[GIVEN INSTRUCTION]
Every line below that holds the string "在房屋租赁期间" should be copied out.
** Begin RECORD LIST **
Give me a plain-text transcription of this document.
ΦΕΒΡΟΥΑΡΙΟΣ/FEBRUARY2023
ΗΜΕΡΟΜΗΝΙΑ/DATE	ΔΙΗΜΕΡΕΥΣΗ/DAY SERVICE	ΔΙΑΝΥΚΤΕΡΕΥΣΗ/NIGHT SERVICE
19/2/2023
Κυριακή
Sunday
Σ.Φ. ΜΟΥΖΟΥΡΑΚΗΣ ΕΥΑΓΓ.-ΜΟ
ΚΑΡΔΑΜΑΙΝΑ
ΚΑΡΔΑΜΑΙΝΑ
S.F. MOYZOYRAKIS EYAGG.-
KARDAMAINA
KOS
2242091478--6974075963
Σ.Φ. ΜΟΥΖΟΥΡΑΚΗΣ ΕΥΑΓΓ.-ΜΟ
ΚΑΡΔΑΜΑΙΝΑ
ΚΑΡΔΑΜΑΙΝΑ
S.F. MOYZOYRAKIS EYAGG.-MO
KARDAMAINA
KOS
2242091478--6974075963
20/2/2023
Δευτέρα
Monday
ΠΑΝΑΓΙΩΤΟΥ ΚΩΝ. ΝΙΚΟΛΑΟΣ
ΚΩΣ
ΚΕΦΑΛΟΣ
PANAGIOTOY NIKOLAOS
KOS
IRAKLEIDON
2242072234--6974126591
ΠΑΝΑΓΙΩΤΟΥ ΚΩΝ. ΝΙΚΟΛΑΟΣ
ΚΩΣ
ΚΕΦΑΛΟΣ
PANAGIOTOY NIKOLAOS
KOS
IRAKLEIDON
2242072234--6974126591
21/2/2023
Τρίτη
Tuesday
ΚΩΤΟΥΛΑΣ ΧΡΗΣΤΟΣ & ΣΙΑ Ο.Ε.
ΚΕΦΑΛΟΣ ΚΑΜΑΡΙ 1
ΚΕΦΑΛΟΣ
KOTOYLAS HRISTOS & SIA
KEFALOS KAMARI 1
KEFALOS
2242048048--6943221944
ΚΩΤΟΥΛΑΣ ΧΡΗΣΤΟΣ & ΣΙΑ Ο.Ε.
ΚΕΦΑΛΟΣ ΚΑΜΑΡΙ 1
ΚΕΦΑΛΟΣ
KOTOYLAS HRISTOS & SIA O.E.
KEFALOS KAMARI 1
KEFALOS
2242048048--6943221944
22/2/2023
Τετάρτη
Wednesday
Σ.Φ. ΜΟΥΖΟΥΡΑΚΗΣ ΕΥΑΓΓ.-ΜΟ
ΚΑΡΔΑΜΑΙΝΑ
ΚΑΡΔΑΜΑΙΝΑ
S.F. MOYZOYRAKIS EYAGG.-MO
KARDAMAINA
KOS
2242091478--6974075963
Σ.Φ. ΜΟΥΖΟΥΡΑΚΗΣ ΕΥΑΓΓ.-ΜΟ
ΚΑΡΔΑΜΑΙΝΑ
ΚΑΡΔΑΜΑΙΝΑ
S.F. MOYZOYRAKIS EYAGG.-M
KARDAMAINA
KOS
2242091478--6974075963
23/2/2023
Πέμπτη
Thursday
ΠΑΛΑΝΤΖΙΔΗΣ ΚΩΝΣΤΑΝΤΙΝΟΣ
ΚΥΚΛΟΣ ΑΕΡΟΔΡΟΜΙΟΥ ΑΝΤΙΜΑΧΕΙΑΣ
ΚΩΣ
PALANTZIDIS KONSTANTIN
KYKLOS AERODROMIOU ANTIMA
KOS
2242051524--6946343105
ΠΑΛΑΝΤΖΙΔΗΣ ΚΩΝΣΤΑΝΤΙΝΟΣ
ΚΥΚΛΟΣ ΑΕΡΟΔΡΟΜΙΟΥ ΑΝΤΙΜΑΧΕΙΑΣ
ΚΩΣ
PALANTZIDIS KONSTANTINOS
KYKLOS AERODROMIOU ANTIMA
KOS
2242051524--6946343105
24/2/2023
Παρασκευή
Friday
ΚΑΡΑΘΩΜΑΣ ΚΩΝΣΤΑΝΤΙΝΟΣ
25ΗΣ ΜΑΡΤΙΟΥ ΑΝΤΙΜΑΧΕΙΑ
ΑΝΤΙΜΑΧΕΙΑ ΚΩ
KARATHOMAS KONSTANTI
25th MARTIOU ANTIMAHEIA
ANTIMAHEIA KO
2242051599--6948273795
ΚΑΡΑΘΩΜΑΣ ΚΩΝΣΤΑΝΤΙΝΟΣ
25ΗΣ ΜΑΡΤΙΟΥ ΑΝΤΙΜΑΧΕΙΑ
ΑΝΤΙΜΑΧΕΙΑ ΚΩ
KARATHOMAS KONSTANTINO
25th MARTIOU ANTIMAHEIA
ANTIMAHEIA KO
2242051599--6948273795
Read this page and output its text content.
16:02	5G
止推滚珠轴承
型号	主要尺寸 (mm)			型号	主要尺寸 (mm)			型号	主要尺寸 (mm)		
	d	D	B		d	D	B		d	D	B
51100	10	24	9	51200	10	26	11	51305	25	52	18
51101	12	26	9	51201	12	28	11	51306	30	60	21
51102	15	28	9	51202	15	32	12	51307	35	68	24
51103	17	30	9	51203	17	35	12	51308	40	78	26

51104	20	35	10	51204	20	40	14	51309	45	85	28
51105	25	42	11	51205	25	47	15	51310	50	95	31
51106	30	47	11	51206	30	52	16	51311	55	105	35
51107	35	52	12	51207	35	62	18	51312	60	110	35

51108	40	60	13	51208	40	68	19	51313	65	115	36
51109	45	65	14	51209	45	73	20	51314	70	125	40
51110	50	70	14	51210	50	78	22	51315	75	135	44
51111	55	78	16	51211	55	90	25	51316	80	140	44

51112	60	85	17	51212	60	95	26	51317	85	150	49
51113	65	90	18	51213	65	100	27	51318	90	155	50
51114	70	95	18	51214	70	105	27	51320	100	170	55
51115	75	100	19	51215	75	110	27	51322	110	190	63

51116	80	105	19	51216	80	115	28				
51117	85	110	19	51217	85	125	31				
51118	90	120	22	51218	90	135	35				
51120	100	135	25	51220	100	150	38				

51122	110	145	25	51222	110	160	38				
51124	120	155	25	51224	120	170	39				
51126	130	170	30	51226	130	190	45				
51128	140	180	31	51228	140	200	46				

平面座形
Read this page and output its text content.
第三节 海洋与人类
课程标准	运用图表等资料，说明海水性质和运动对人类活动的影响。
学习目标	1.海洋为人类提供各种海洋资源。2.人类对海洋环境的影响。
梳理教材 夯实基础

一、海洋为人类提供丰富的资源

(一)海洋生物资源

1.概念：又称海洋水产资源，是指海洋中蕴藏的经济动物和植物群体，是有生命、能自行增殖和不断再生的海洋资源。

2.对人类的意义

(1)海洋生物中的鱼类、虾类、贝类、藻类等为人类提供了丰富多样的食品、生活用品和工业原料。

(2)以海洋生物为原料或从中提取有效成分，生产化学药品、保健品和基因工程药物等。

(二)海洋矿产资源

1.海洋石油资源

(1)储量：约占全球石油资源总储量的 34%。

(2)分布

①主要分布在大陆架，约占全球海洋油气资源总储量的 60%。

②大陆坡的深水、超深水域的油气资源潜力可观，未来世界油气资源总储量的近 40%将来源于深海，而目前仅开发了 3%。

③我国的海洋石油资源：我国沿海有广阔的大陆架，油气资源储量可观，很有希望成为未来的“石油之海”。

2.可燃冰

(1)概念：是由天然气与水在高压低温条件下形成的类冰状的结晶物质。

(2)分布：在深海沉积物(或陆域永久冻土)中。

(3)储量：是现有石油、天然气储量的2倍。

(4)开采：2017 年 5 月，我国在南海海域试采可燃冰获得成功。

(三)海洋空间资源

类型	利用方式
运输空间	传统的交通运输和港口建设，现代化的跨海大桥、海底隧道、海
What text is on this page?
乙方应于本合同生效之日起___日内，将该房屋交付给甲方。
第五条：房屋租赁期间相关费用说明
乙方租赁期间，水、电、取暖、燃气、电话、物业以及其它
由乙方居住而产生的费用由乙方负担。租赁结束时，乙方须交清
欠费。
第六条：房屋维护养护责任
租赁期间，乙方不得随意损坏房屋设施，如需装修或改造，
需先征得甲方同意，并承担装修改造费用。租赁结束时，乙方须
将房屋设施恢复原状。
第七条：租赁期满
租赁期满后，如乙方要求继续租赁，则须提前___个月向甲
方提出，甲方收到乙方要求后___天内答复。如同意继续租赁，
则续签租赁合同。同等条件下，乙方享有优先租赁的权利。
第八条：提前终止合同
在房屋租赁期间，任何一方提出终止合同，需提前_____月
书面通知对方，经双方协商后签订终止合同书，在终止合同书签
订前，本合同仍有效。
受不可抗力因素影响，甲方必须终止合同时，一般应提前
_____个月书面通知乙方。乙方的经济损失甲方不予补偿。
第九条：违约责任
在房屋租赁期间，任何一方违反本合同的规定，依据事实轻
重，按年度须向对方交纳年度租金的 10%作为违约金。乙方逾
** End RECORD LIST **
[RESULT]
在房屋租赁期间，任何一方提出终止合同，需提前_____月
在房屋租赁期间，任何一方违反本合同的规定，依据事实轻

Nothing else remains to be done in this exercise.